• Your goal: Every record here should be printed again exactly.

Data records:
┏━━

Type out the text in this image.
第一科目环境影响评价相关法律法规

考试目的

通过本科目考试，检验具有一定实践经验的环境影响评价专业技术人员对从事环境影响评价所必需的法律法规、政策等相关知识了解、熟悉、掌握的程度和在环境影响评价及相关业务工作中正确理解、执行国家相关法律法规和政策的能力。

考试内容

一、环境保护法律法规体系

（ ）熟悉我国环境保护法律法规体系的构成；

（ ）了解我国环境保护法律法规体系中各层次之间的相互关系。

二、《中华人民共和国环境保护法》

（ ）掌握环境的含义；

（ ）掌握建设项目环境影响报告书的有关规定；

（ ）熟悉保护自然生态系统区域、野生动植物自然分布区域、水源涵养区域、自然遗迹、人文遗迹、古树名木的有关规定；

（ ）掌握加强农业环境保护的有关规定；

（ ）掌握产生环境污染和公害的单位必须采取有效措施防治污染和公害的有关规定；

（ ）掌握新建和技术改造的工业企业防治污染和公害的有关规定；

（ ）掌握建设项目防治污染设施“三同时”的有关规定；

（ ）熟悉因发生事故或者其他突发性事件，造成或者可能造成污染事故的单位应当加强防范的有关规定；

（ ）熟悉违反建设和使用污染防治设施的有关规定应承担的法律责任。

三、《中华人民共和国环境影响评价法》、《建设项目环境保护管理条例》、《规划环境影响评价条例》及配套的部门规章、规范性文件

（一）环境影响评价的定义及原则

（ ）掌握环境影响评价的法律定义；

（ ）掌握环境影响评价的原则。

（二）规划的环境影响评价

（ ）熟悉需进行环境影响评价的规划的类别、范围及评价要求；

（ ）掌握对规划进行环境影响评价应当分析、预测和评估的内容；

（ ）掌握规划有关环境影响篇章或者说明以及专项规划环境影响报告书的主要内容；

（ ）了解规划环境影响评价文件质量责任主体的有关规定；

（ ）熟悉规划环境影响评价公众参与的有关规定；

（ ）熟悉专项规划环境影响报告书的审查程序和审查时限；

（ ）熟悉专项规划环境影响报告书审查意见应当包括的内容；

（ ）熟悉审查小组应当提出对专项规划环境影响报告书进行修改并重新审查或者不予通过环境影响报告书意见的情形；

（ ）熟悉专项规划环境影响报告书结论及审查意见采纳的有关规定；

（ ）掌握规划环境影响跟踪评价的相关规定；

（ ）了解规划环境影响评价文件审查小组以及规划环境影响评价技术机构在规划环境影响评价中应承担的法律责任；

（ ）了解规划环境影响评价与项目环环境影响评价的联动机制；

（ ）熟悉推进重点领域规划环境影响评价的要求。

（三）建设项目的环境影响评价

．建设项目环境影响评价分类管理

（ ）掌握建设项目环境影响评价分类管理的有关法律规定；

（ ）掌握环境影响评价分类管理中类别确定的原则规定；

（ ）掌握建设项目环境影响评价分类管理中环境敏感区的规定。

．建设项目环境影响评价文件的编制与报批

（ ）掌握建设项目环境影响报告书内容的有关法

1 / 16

┗━━

• Exercise solution:
Type out the text in this image.
第一科目环境影响评价相关法律法规

考试目的

通过本科目考试，检验具有一定实践经验的环境影响评价专业技术人员对从事环境影响评价所必需的法律法规、政策等相关知识了解、熟悉、掌握的程度和在环境影响评价及相关业务工作中正确理解、执行国家相关法律法规和政策的能力。

考试内容

一、环境保护法律法规体系

（ ）熟悉我国环境保护法律法规体系的构成；

（ ）了解我国环境保护法律法规体系中各层次之间的相互关系。

二、《中华人民共和国环境保护法》

（ ）掌握环境的含义；

（ ）掌握建设项目环境影响报告书的有关规定；

（ ）熟悉保护自然生态系统区域、野生动植物自然分布区域、水源涵养区域、自然遗迹、人文遗迹、古树名木的有关规定；

（ ）掌握加强农业环境保护的有关规定；

（ ）掌握产生环境污染和公害的单位必须采取有效措施防治污染和公害的有关规定；

（ ）掌握新建和技术改造的工业企业防治污染和公害的有关规定；

（ ）掌握建设项目防治污染设施“三同时”的有关规定；

（ ）熟悉因发生事故或者其他突发性事件，造成或者可能造成污染事故的单位应当加强防范的有关规定；

（ ）熟悉违反建设和使用污染防治设施的有关规定应承担的法律责任。

三、《中华人民共和国环境影响评价法》、《建设项目环境保护管理条例》、《规划环境影响评价条例》及配套的部门规章、规范性文件

（一）环境影响评价的定义及原则

（ ）掌握环境影响评价的法律定义；

（ ）掌握环境影响评价的原则。

（二）规划的环境影响评价

（ ）熟悉需进行环境影响评价的规划的类别、范围及评价要求；

（ ）掌握对规划进行环境影响评价应当分析、预测和评估的内容；

（ ）掌握规划有关环境影响篇章或者说明以及专项规划环境影响报告书的主要内容；

（ ）了解规划环境影响评价文件质量责任主体的有关规定；

（ ）熟悉规划环境影响评价公众参与的有关规定；

（ ）熟悉专项规划环境影响报告书的审查程序和审查时限；

（ ）熟悉专项规划环境影响报告书审查意见应当包括的内容；

（ ）熟悉审查小组应当提出对专项规划环境影响报告书进行修改并重新审查或者不予通过环境影响报告书意见的情形；

（ ）熟悉专项规划环境影响报告书结论及审查意见采纳的有关规定；

（ ）掌握规划环境影响跟踪评价的相关规定；

（ ）了解规划环境影响评价文件审查小组以及规划环境影响评价技术机构在规划环境影响评价中应承担的法律责任；

（ ）了解规划环境影响评价与项目环环境影响评价的联动机制；

（ ）熟悉推进重点领域规划环境影响评价的要求。

（三）建设项目的环境影响评价

．建设项目环境影响评价分类管理

（ ）掌握建设项目环境影响评价分类管理的有关法律规定；

（ ）掌握环境影响评价分类管理中类别确定的原则规定；

（ ）掌握建设项目环境影响评价分类管理中环境敏感区的规定。

．建设项目环境影响评价文件的编制与报批

（ ）掌握建设项目环境影响报告书内容的有关法

1 / 16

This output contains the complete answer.